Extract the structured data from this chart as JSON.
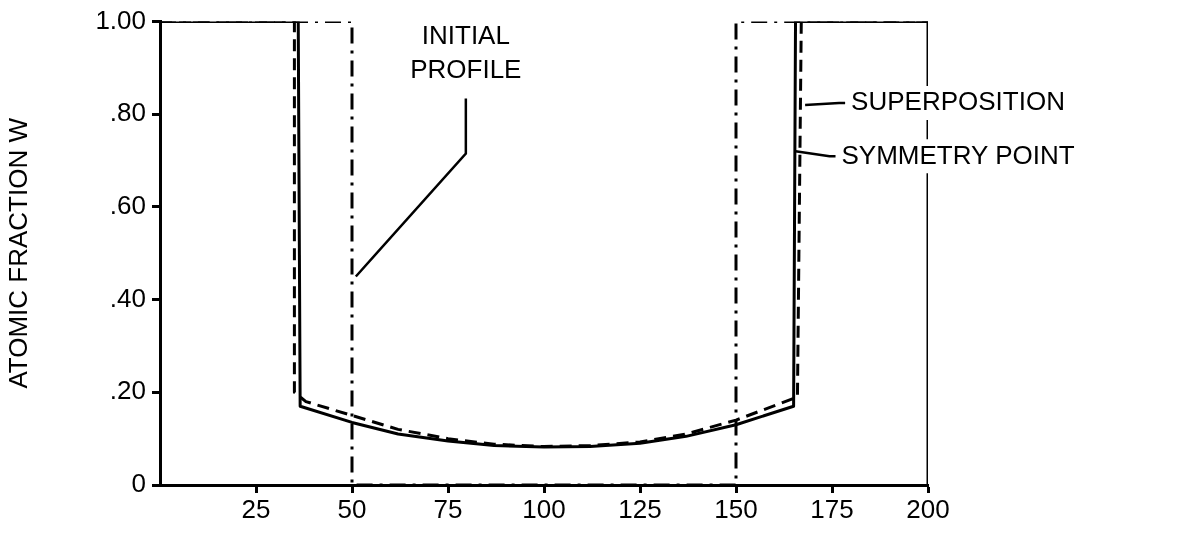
{
  "chart_data": {
    "type": "line",
    "ylabel": "ATOMIC FRACTION W",
    "xlim": [
      0,
      200
    ],
    "xticks": [
      25,
      50,
      75,
      100,
      125,
      150,
      175,
      200
    ],
    "ylim": [
      0,
      1
    ],
    "yticks": [
      {
        "value": 0,
        "label": "0"
      },
      {
        "value": 0.2,
        "label": ".20"
      },
      {
        "value": 0.4,
        "label": ".40"
      },
      {
        "value": 0.6,
        "label": ".60"
      },
      {
        "value": 0.8,
        "label": ".80"
      },
      {
        "value": 1,
        "label": "1.00"
      }
    ],
    "grid": false,
    "legend": false,
    "marker": "none",
    "series": [
      {
        "color": "#000000",
        "line_style": "dashdot",
        "x": [
          0,
          50,
          50,
          150,
          150,
          200
        ],
        "values": [
          1,
          1,
          0,
          0,
          1,
          1
        ]
      },
      {
        "color": "#000000",
        "line_style": "dashed",
        "x": [
          0,
          35,
          35,
          38,
          50,
          62,
          75,
          87,
          100,
          112,
          125,
          137,
          150,
          166,
          167,
          200
        ],
        "values": [
          1,
          1,
          0.2,
          0.18,
          0.15,
          0.12,
          0.1,
          0.088,
          0.083,
          0.085,
          0.093,
          0.11,
          0.14,
          0.19,
          1,
          1
        ]
      },
      {
        "color": "#000000",
        "line_style": "solid",
        "x": [
          0,
          36,
          36.5,
          50,
          62,
          75,
          87,
          100,
          112,
          125,
          137,
          150,
          165,
          165.5,
          200,
          200
        ],
        "values": [
          1,
          1,
          0.17,
          0.135,
          0.11,
          0.095,
          0.085,
          0.082,
          0.083,
          0.09,
          0.105,
          0.13,
          0.17,
          1,
          1,
          0
        ]
      }
    ],
    "annotations": [
      {
        "text": "INITIAL\nPROFILE",
        "x": 51,
        "y": 0.45
      },
      {
        "text": "SUPERPOSITION",
        "x": 168,
        "y": 0.82
      },
      {
        "text": "SYMMETRY POINT",
        "x": 165.5,
        "y": 0.72
      }
    ]
  }
}
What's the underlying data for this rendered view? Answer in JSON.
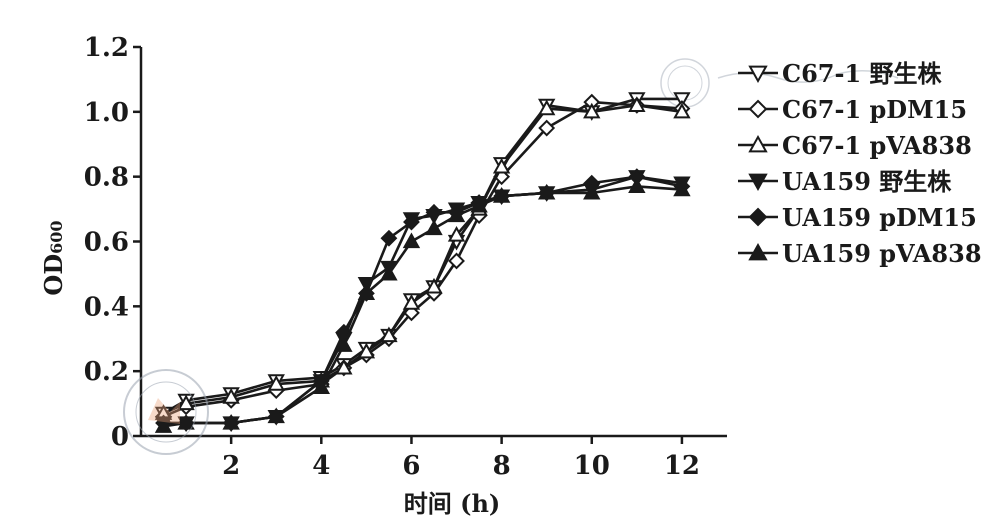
{
  "chart_data": {
    "type": "line",
    "xlabel": "时间 (h)",
    "ylabel": "OD600",
    "ylabel_main": "OD",
    "ylabel_sub": "600",
    "xlim": [
      0,
      13
    ],
    "ylim": [
      0,
      1.2
    ],
    "xticks": [
      2,
      4,
      6,
      8,
      10,
      12
    ],
    "yticks": [
      0,
      0.2,
      0.4,
      0.6,
      0.8,
      1.0,
      1.2
    ],
    "ytick_labels": [
      "0",
      "0.2",
      "0.4",
      "0.6",
      "0.8",
      "1.0",
      "1.2"
    ],
    "legend_position": "right",
    "grid": false,
    "series": [
      {
        "name": "C67-1 野生株",
        "marker": "triangle-down-open",
        "x": [
          0.5,
          1,
          2,
          3,
          4,
          4.5,
          5,
          5.5,
          6,
          6.5,
          7,
          7.5,
          8,
          9,
          10,
          11,
          12
        ],
        "y": [
          0.07,
          0.11,
          0.13,
          0.17,
          0.18,
          0.22,
          0.27,
          0.31,
          0.42,
          0.46,
          0.6,
          0.7,
          0.84,
          1.02,
          1.0,
          1.04,
          1.04
        ]
      },
      {
        "name": "C67-1 pDM15",
        "marker": "diamond-open",
        "x": [
          0.5,
          1,
          2,
          3,
          4,
          4.5,
          5,
          5.5,
          6,
          6.5,
          7,
          7.5,
          8,
          9,
          10,
          11,
          12
        ],
        "y": [
          0.06,
          0.09,
          0.11,
          0.14,
          0.16,
          0.21,
          0.25,
          0.3,
          0.38,
          0.44,
          0.54,
          0.68,
          0.8,
          0.95,
          1.03,
          1.02,
          1.01
        ]
      },
      {
        "name": "C67-1 pVA838",
        "marker": "triangle-up-open",
        "x": [
          0.5,
          1,
          2,
          3,
          4,
          4.5,
          5,
          5.5,
          6,
          6.5,
          7,
          7.5,
          8,
          9,
          10,
          11,
          12
        ],
        "y": [
          0.07,
          0.1,
          0.12,
          0.16,
          0.17,
          0.21,
          0.26,
          0.31,
          0.41,
          0.46,
          0.62,
          0.7,
          0.83,
          1.01,
          1.0,
          1.02,
          1.0
        ]
      },
      {
        "name": "UA159 野生株",
        "marker": "triangle-down-filled",
        "x": [
          0.5,
          1,
          2,
          3,
          4,
          4.5,
          5,
          5.5,
          6,
          6.5,
          7,
          7.5,
          8,
          9,
          10,
          11,
          12
        ],
        "y": [
          0.04,
          0.04,
          0.04,
          0.06,
          0.17,
          0.3,
          0.47,
          0.52,
          0.67,
          0.68,
          0.7,
          0.72,
          0.74,
          0.75,
          0.76,
          0.8,
          0.78
        ]
      },
      {
        "name": "UA159 pDM15",
        "marker": "diamond-filled",
        "x": [
          0.5,
          1,
          2,
          3,
          4,
          4.5,
          5,
          5.5,
          6,
          6.5,
          7,
          7.5,
          8,
          9,
          10,
          11,
          12
        ],
        "y": [
          0.04,
          0.04,
          0.04,
          0.06,
          0.17,
          0.32,
          0.44,
          0.61,
          0.66,
          0.69,
          0.69,
          0.72,
          0.74,
          0.75,
          0.78,
          0.8,
          0.77
        ]
      },
      {
        "name": "UA159 pVA838",
        "marker": "triangle-up-filled",
        "x": [
          0.5,
          1,
          2,
          3,
          4,
          4.5,
          5,
          5.5,
          6,
          6.5,
          7,
          7.5,
          8,
          9,
          10,
          11,
          12
        ],
        "y": [
          0.03,
          0.04,
          0.04,
          0.06,
          0.15,
          0.28,
          0.44,
          0.5,
          0.6,
          0.64,
          0.68,
          0.71,
          0.74,
          0.75,
          0.75,
          0.77,
          0.76
        ]
      }
    ]
  },
  "colors": {
    "series_line": "#1a1a1a",
    "axis": "#1a1a1a",
    "background": "#ffffff",
    "watermark": "#9aa3b0",
    "watermark_accent": "#e8a078"
  }
}
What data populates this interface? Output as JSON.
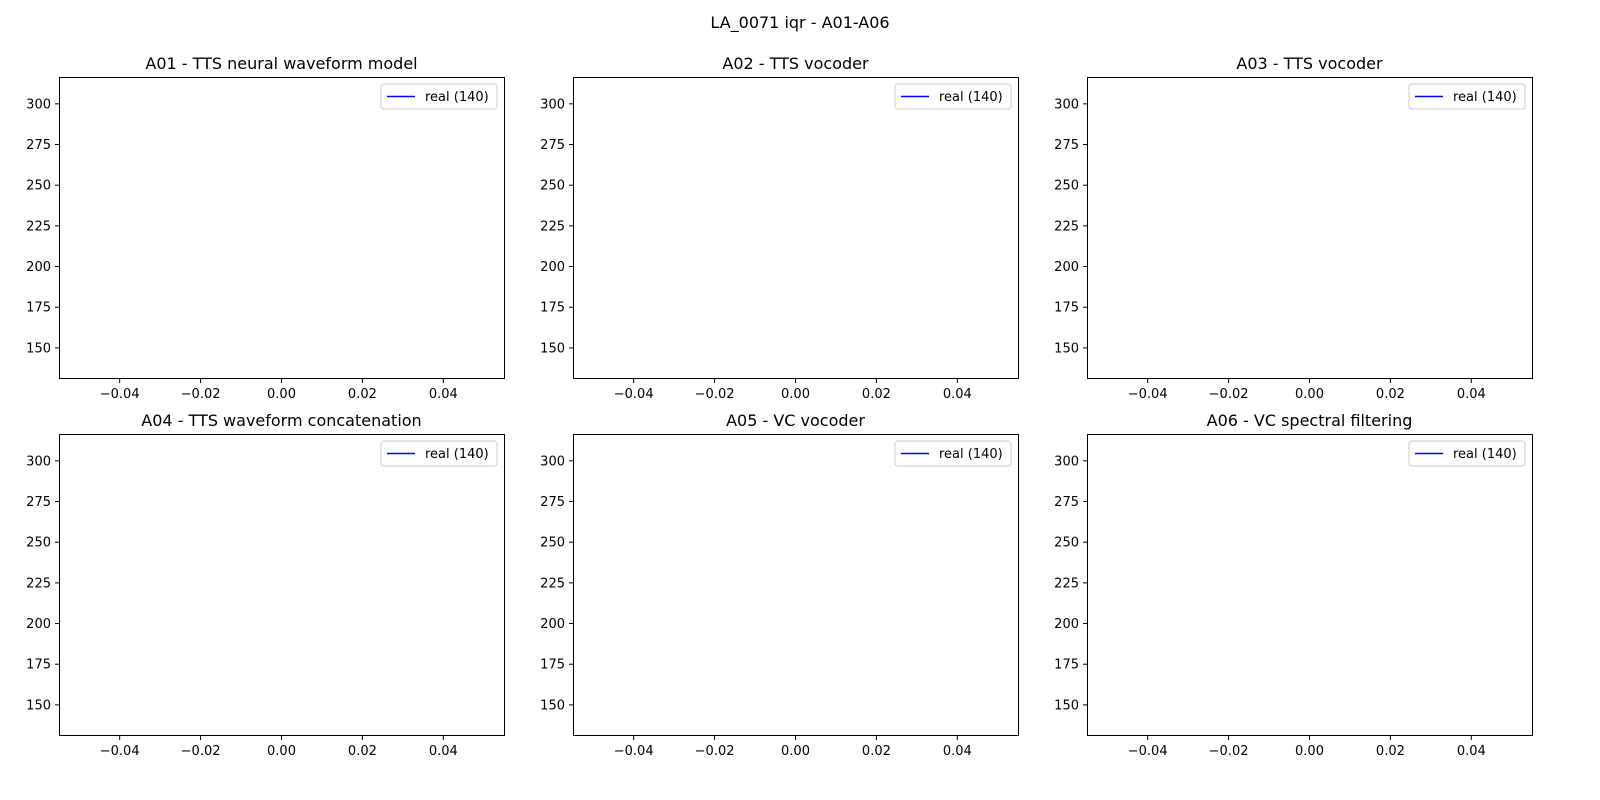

◆ Instruction ◆
Copy each line exactly, and leave the pictures out of your copy.

◆ Reply to the task ◆
Extract the structured data from this chart as JSON.
{
  "chart_data": {
    "type": "line",
    "ylabel": "ATOMIC FRACTION W",
    "xlim": [
      0,
      200
    ],
    "xticks": [
      25,
      50,
      75,
      100,
      125,
      150,
      175,
      200
    ],
    "ylim": [
      0,
      1
    ],
    "yticks": [
      {
        "value": 0,
        "label": "0"
      },
      {
        "value": 0.2,
        "label": ".20"
      },
      {
        "value": 0.4,
        "label": ".40"
      },
      {
        "value": 0.6,
        "label": ".60"
      },
      {
        "value": 0.8,
        "label": ".80"
      },
      {
        "value": 1,
        "label": "1.00"
      }
    ],
    "grid": false,
    "legend": false,
    "marker": "none",
    "series": [
      {
        "color": "#000000",
        "line_style": "dashdot",
        "x": [
          0,
          50,
          50,
          150,
          150,
          200
        ],
        "values": [
          1,
          1,
          0,
          0,
          1,
          1
        ]
      },
      {
        "color": "#000000",
        "line_style": "dashed",
        "x": [
          0,
          35,
          35,
          38,
          50,
          62,
          75,
          87,
          100,
          112,
          125,
          137,
          150,
          166,
          167,
          200
        ],
        "values": [
          1,
          1,
          0.2,
          0.18,
          0.15,
          0.12,
          0.1,
          0.088,
          0.083,
          0.085,
          0.093,
          0.11,
          0.14,
          0.19,
          1,
          1
        ]
      },
      {
        "color": "#000000",
        "line_style": "solid",
        "x": [
          0,
          36,
          36.5,
          50,
          62,
          75,
          87,
          100,
          112,
          125,
          137,
          150,
          165,
          165.5,
          200,
          200
        ],
        "values": [
          1,
          1,
          0.17,
          0.135,
          0.11,
          0.095,
          0.085,
          0.082,
          0.083,
          0.09,
          0.105,
          0.13,
          0.17,
          1,
          1,
          0
        ]
      }
    ],
    "annotations": [
      {
        "text": "INITIAL\nPROFILE",
        "x": 51,
        "y": 0.45
      },
      {
        "text": "SUPERPOSITION",
        "x": 168,
        "y": 0.82
      },
      {
        "text": "SYMMETRY POINT",
        "x": 165.5,
        "y": 0.72
      }
    ]
  }
}
What's the underlying data for this rendered view? Answer in JSON.
{
  "chart_data": {
    "type": "line",
    "xlabel": "时间 (h)",
    "ylabel": "OD600",
    "ylabel_main": "OD",
    "ylabel_sub": "600",
    "xlim": [
      0,
      13
    ],
    "ylim": [
      0,
      1.2
    ],
    "xticks": [
      2,
      4,
      6,
      8,
      10,
      12
    ],
    "yticks": [
      0,
      0.2,
      0.4,
      0.6,
      0.8,
      1.0,
      1.2
    ],
    "ytick_labels": [
      "0",
      "0.2",
      "0.4",
      "0.6",
      "0.8",
      "1.0",
      "1.2"
    ],
    "legend_position": "right",
    "grid": false,
    "series": [
      {
        "name": "C67-1 野生株",
        "marker": "triangle-down-open",
        "x": [
          0.5,
          1,
          2,
          3,
          4,
          4.5,
          5,
          5.5,
          6,
          6.5,
          7,
          7.5,
          8,
          9,
          10,
          11,
          12
        ],
        "y": [
          0.07,
          0.11,
          0.13,
          0.17,
          0.18,
          0.22,
          0.27,
          0.31,
          0.42,
          0.46,
          0.6,
          0.7,
          0.84,
          1.02,
          1.0,
          1.04,
          1.04
        ]
      },
      {
        "name": "C67-1 pDM15",
        "marker": "diamond-open",
        "x": [
          0.5,
          1,
          2,
          3,
          4,
          4.5,
          5,
          5.5,
          6,
          6.5,
          7,
          7.5,
          8,
          9,
          10,
          11,
          12
        ],
        "y": [
          0.06,
          0.09,
          0.11,
          0.14,
          0.16,
          0.21,
          0.25,
          0.3,
          0.38,
          0.44,
          0.54,
          0.68,
          0.8,
          0.95,
          1.03,
          1.02,
          1.01
        ]
      },
      {
        "name": "C67-1 pVA838",
        "marker": "triangle-up-open",
        "x": [
          0.5,
          1,
          2,
          3,
          4,
          4.5,
          5,
          5.5,
          6,
          6.5,
          7,
          7.5,
          8,
          9,
          10,
          11,
          12
        ],
        "y": [
          0.07,
          0.1,
          0.12,
          0.16,
          0.17,
          0.21,
          0.26,
          0.31,
          0.41,
          0.46,
          0.62,
          0.7,
          0.83,
          1.01,
          1.0,
          1.02,
          1.0
        ]
      },
      {
        "name": "UA159 野生株",
        "marker": "triangle-down-filled",
        "x": [
          0.5,
          1,
          2,
          3,
          4,
          4.5,
          5,
          5.5,
          6,
          6.5,
          7,
          7.5,
          8,
          9,
          10,
          11,
          12
        ],
        "y": [
          0.04,
          0.04,
          0.04,
          0.06,
          0.17,
          0.3,
          0.47,
          0.52,
          0.67,
          0.68,
          0.7,
          0.72,
          0.74,
          0.75,
          0.76,
          0.8,
          0.78
        ]
      },
      {
        "name": "UA159 pDM15",
        "marker": "diamond-filled",
        "x": [
          0.5,
          1,
          2,
          3,
          4,
          4.5,
          5,
          5.5,
          6,
          6.5,
          7,
          7.5,
          8,
          9,
          10,
          11,
          12
        ],
        "y": [
          0.04,
          0.04,
          0.04,
          0.06,
          0.17,
          0.32,
          0.44,
          0.61,
          0.66,
          0.69,
          0.69,
          0.72,
          0.74,
          0.75,
          0.78,
          0.8,
          0.77
        ]
      },
      {
        "name": "UA159 pVA838",
        "marker": "triangle-up-filled",
        "x": [
          0.5,
          1,
          2,
          3,
          4,
          4.5,
          5,
          5.5,
          6,
          6.5,
          7,
          7.5,
          8,
          9,
          10,
          11,
          12
        ],
        "y": [
          0.03,
          0.04,
          0.04,
          0.06,
          0.15,
          0.28,
          0.44,
          0.5,
          0.6,
          0.64,
          0.68,
          0.71,
          0.74,
          0.75,
          0.75,
          0.77,
          0.76
        ]
      }
    ]
  },
  "colors": {
    "series_line": "#1a1a1a",
    "axis": "#1a1a1a",
    "background": "#ffffff",
    "watermark": "#9aa3b0",
    "watermark_accent": "#e8a078"
  }
}
What data populates this interface? Output as JSON.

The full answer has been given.